REQUIRED TASK: Copy out word for word the lines of the items from the line containing "series-label: Civilian employment" up to and including the line containing "annotation: Kansas, 000's, s.a.".

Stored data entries
%%
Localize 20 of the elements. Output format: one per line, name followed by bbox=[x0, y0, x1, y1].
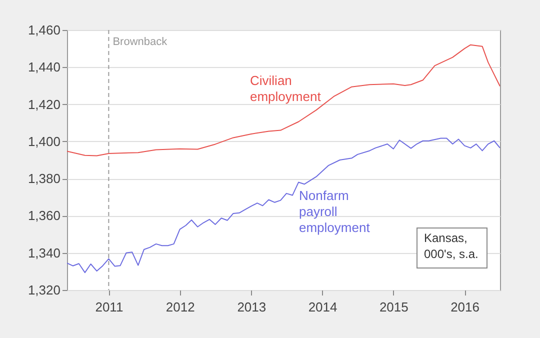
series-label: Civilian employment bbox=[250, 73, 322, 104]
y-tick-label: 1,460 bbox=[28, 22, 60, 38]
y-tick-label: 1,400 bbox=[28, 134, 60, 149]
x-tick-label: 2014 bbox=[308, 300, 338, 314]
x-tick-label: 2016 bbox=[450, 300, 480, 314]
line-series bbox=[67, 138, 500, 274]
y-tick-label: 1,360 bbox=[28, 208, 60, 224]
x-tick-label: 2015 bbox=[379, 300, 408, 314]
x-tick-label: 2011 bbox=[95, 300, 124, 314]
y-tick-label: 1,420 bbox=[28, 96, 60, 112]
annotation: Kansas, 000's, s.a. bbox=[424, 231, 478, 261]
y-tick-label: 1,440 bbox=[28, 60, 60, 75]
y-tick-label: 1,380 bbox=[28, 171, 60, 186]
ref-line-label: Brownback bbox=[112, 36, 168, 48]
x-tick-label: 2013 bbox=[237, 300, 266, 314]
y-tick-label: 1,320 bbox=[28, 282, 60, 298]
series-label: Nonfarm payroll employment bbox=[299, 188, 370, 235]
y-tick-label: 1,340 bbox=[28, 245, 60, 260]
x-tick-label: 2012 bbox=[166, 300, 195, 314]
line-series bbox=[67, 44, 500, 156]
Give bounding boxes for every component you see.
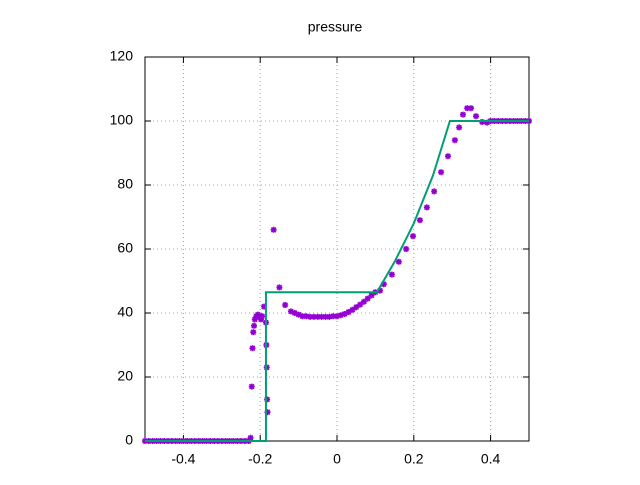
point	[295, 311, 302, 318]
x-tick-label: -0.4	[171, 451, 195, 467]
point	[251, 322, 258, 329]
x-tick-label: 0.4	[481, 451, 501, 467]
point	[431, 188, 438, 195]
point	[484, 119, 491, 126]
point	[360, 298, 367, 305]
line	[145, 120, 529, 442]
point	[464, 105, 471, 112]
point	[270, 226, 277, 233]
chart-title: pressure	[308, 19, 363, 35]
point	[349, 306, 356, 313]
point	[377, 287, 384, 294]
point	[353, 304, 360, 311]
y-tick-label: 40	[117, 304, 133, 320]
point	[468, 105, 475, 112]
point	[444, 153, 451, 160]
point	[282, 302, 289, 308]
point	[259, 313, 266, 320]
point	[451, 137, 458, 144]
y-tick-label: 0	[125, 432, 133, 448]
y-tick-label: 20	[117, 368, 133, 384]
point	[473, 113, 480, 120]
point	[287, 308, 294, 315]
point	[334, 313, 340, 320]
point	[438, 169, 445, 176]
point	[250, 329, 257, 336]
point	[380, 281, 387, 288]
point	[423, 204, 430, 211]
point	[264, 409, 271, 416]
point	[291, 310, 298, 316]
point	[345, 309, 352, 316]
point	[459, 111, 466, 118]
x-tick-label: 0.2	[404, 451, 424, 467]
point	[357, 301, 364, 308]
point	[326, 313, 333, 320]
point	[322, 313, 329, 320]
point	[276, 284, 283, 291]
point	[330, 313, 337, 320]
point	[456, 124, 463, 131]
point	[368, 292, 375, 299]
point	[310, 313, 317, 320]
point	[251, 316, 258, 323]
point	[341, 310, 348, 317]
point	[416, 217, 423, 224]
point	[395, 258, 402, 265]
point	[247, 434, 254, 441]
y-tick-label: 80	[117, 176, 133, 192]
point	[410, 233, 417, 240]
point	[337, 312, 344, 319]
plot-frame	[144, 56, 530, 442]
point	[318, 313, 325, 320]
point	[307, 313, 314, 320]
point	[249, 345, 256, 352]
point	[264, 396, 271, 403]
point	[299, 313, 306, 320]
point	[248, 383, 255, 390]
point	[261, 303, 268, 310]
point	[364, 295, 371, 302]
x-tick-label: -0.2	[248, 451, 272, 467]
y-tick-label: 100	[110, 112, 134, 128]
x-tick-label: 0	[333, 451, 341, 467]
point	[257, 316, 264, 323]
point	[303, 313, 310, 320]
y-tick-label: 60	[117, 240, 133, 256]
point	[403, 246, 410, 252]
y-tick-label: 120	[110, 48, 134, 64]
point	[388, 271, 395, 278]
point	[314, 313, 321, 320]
%%
ANSWER BELOW:
series-label: Civilian employment bbox=[250, 73, 322, 104]
y-tick-label: 1,460 bbox=[28, 22, 60, 38]
y-tick-label: 1,400 bbox=[28, 134, 60, 149]
x-tick-label: 2014 bbox=[308, 300, 338, 314]
x-tick-label: 2016 bbox=[450, 300, 480, 314]
line-series bbox=[67, 138, 500, 274]
y-tick-label: 1,360 bbox=[28, 208, 60, 224]
x-tick-label: 2015 bbox=[379, 300, 408, 314]
x-tick-label: 2011 bbox=[95, 300, 124, 314]
y-tick-label: 1,420 bbox=[28, 96, 60, 112]
annotation: Kansas, 000's, s.a. bbox=[424, 231, 478, 261]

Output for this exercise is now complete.